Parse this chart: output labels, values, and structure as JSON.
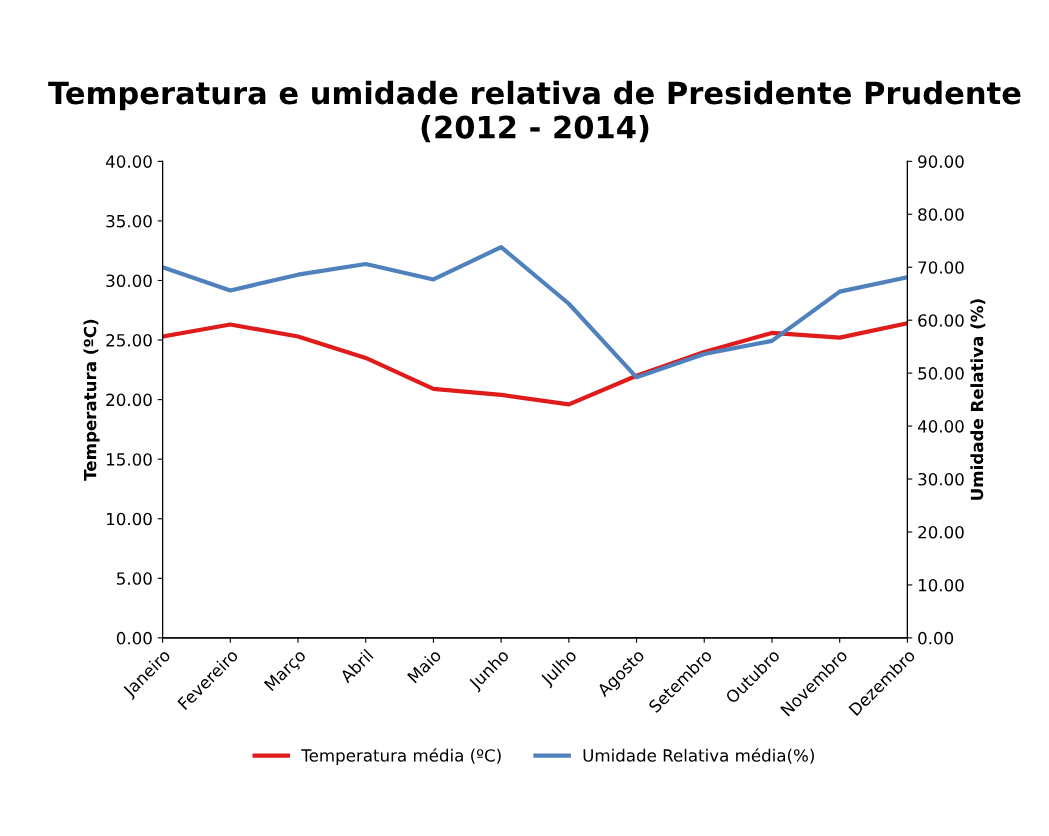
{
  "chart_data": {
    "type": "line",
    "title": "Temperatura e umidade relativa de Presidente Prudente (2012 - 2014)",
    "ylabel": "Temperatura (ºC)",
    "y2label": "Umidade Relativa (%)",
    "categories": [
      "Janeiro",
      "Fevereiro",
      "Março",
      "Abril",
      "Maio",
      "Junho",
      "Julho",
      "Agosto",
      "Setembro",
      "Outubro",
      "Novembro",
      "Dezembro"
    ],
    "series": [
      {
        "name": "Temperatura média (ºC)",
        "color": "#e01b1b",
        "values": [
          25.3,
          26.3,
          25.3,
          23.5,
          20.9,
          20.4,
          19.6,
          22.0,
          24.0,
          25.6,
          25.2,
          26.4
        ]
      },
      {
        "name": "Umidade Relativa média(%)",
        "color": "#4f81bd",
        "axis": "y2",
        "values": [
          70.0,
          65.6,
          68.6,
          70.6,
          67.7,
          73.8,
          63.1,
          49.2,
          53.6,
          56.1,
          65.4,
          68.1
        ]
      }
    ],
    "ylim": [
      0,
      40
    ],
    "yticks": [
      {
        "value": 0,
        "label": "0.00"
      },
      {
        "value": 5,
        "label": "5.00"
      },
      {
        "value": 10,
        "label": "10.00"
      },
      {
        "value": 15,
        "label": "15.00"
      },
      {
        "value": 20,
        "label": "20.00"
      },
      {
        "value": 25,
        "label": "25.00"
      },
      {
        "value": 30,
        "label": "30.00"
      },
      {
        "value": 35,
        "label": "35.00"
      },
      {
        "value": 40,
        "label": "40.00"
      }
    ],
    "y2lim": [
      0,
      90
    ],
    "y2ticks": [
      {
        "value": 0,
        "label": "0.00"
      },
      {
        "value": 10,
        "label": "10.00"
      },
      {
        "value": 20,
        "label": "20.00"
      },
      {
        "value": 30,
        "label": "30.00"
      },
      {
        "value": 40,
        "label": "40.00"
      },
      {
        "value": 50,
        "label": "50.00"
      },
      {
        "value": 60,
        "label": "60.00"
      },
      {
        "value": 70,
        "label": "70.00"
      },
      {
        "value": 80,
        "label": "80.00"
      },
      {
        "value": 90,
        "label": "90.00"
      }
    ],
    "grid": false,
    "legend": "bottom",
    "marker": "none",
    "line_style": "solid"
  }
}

******

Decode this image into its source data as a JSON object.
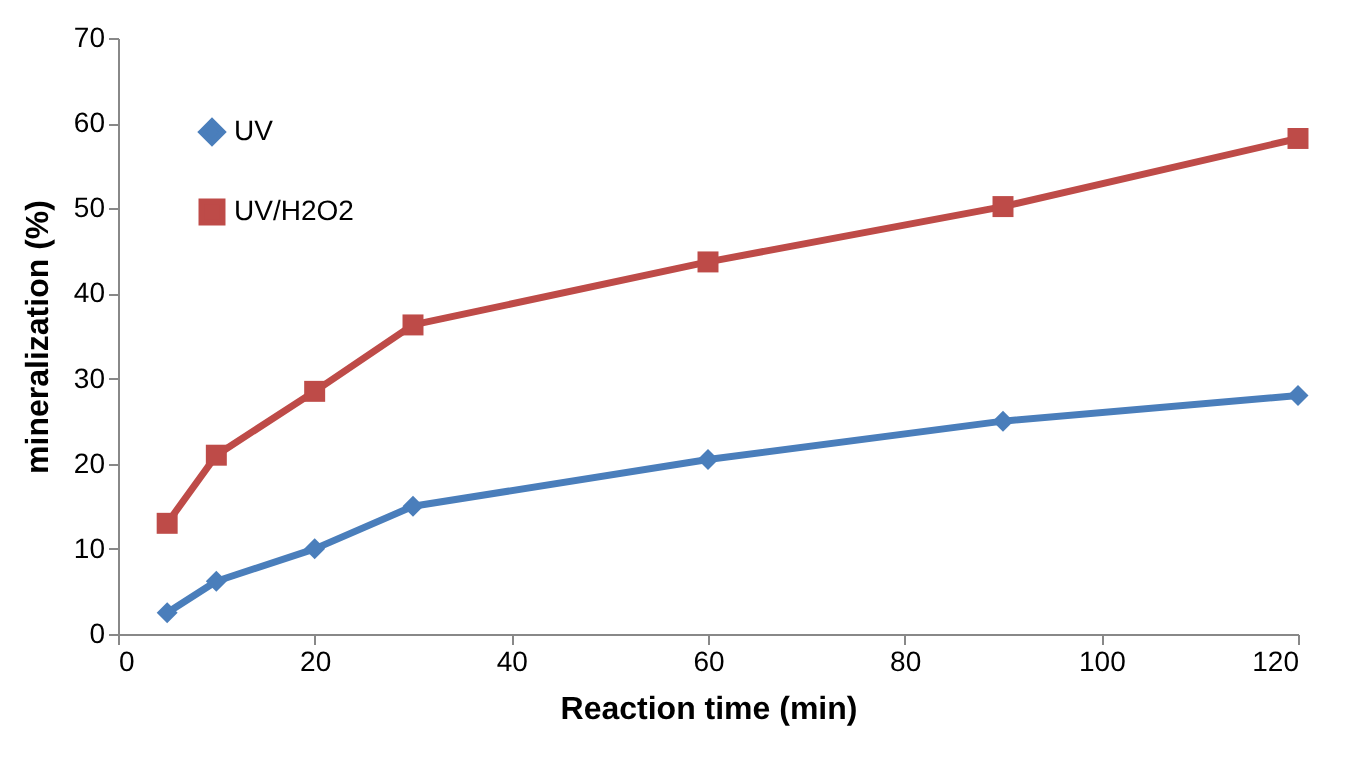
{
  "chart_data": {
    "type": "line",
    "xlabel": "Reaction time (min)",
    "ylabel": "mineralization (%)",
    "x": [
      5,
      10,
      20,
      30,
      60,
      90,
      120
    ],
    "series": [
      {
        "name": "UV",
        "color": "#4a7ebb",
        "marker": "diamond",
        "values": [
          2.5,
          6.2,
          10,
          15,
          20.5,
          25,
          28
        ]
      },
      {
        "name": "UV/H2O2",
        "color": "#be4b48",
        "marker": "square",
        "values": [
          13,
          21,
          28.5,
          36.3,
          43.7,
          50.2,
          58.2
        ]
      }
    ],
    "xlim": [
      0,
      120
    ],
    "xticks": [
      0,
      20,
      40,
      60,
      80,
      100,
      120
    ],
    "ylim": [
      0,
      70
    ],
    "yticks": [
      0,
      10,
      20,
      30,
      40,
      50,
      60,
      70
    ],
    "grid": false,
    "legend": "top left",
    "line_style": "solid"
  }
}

******

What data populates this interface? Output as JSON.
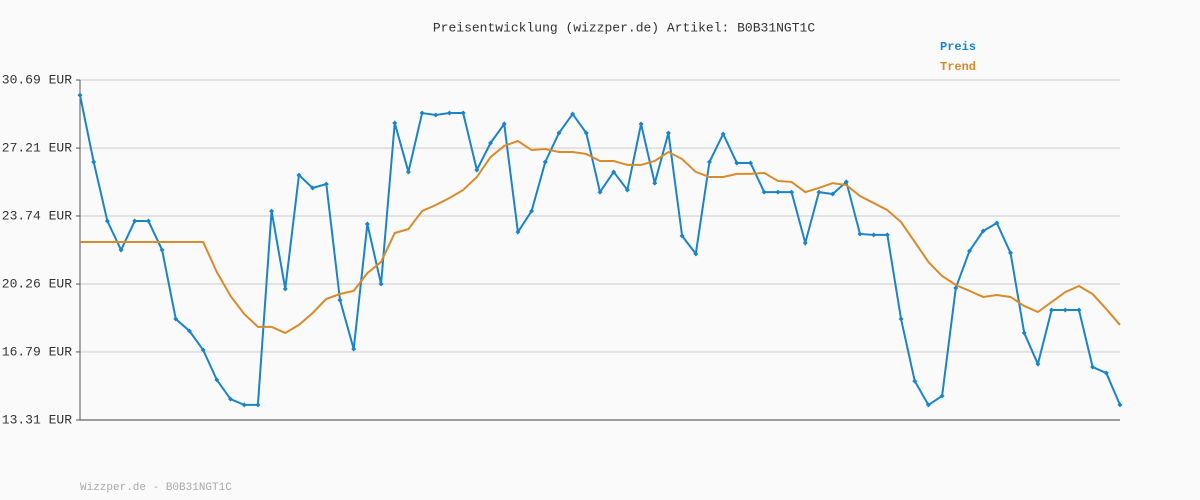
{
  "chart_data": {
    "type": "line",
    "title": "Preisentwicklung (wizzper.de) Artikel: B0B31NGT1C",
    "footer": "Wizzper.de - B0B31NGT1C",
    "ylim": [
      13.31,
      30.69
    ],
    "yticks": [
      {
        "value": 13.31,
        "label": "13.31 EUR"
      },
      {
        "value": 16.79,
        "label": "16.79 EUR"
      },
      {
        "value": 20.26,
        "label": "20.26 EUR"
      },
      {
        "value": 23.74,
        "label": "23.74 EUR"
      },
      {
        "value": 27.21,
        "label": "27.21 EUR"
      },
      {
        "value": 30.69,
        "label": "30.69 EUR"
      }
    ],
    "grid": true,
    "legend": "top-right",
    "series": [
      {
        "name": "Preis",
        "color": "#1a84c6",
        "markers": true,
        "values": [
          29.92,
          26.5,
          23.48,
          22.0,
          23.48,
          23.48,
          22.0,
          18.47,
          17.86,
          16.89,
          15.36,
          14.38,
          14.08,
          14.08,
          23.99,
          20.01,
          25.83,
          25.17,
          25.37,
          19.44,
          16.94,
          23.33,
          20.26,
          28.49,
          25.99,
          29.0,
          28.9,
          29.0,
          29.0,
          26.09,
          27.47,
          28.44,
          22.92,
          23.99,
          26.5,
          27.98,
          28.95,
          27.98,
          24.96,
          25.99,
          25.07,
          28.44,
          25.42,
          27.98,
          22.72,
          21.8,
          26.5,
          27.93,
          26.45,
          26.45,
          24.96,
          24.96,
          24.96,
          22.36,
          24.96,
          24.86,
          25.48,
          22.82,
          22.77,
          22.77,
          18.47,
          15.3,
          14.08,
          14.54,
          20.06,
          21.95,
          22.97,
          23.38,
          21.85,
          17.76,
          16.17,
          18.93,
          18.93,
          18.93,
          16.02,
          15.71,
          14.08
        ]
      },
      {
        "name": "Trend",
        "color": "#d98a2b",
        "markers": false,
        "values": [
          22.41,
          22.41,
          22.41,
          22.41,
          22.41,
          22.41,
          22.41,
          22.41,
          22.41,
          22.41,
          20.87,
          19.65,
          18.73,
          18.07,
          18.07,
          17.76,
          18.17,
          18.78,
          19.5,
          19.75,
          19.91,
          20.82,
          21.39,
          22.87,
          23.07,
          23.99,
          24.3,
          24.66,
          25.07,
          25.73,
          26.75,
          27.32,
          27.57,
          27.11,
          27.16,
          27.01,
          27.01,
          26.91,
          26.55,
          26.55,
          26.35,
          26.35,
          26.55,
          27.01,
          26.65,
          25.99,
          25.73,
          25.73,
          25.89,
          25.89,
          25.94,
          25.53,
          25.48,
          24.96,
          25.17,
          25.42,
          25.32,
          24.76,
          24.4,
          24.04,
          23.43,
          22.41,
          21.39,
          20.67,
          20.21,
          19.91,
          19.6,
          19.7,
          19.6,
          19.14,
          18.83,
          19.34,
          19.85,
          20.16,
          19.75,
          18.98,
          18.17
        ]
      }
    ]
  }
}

******

■ Stated problem
Tally how many lines of the records hold the word "title". Answer with the number only.

■ Final answer
2